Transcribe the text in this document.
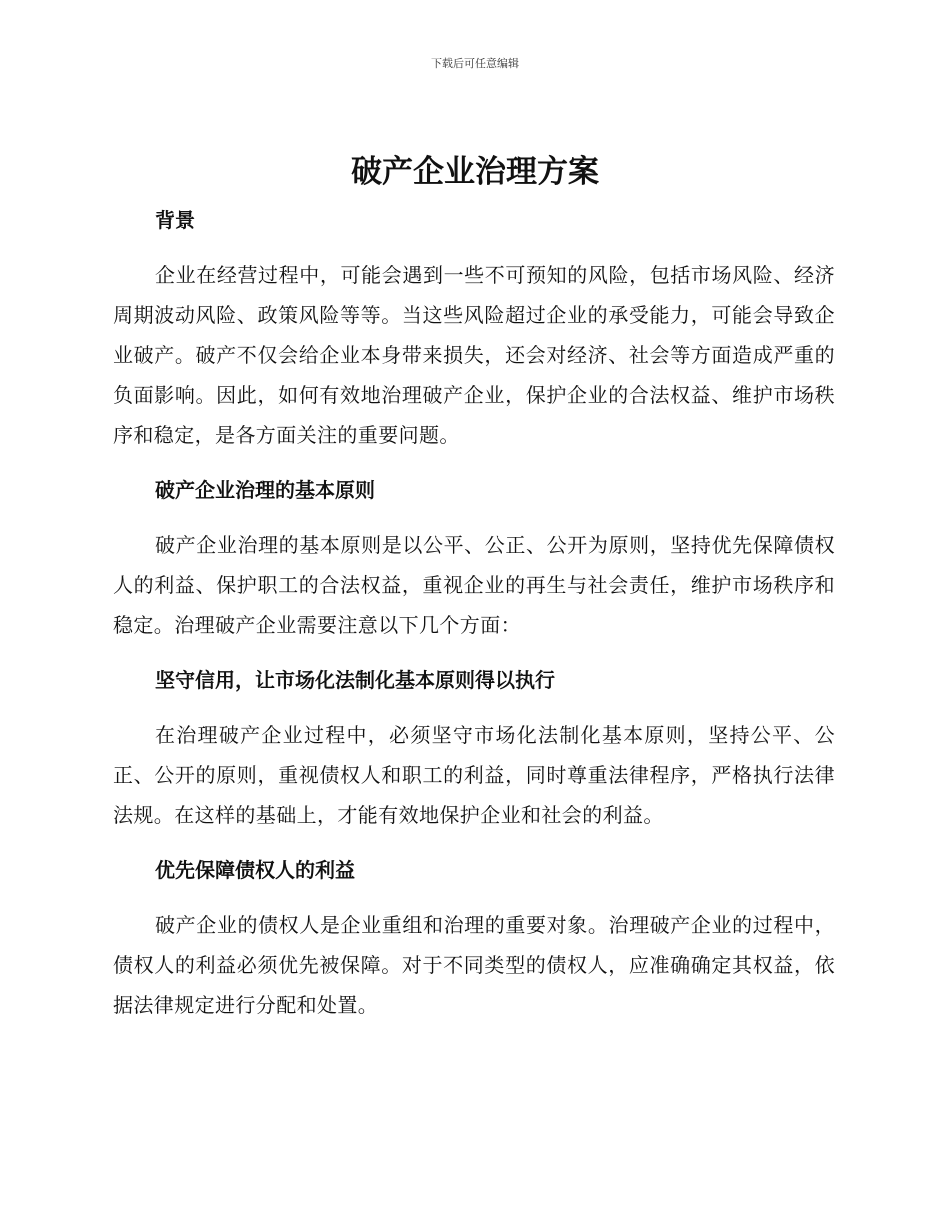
下载后可任意编辑
破产企业治理方案
背景

企业在经营过程中，可能会遇到一些不可预知的风险，包括市场风险、经济周期波动风险、政策风险等等。当这些风险超过企业的承受能力，可能会导致企业破产。破产不仅会给企业本身带来损失，还会对经济、社会等方面造成严重的负面影响。因此，如何有效地治理破产企业，保护企业的合法权益、维护市场秩序和稳定，是各方面关注的重要问题。

破产企业治理的基本原则

破产企业治理的基本原则是以公平、公正、公开为原则，坚持优先保障债权人的利益、保护职工的合法权益，重视企业的再生与社会责任，维护市场秩序和稳定。治理破产企业需要注意以下几个方面：

坚守信用，让市场化法制化基本原则得以执行

在治理破产企业过程中，必须坚守市场化法制化基本原则，坚持公平、公正、公开的原则，重视债权人和职工的利益，同时尊重法律程序，严格执行法律法规。在这样的基础上，才能有效地保护企业和社会的利益。

优先保障债权人的利益

破产企业的债权人是企业重组和治理的重要对象。治理破产企业的过程中，债权人的利益必须优先被保障。对于不同类型的债权人，应准确确定其权益，依据法律规定进行分配和处置。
###
_TASK REQUIREMENTS:_
Extract every line of the data exactly; pictures stay out.

_WRITTEN RESPONSE:_
Transcribe the text in this document.
下载后可任意编辑
破产企业治理方案
背景

企业在经营过程中，可能会遇到一些不可预知的风险，包括市场风险、经济周期波动风险、政策风险等等。当这些风险超过企业的承受能力，可能会导致企业破产。破产不仅会给企业本身带来损失，还会对经济、社会等方面造成严重的负面影响。因此，如何有效地治理破产企业，保护企业的合法权益、维护市场秩序和稳定，是各方面关注的重要问题。

破产企业治理的基本原则

破产企业治理的基本原则是以公平、公正、公开为原则，坚持优先保障债权人的利益、保护职工的合法权益，重视企业的再生与社会责任，维护市场秩序和稳定。治理破产企业需要注意以下几个方面：

坚守信用，让市场化法制化基本原则得以执行

在治理破产企业过程中，必须坚守市场化法制化基本原则，坚持公平、公正、公开的原则，重视债权人和职工的利益，同时尊重法律程序，严格执行法律法规。在这样的基础上，才能有效地保护企业和社会的利益。

优先保障债权人的利益

破产企业的债权人是企业重组和治理的重要对象。治理破产企业的过程中，债权人的利益必须优先被保障。对于不同类型的债权人，应准确确定其权益，依据法律规定进行分配和处置。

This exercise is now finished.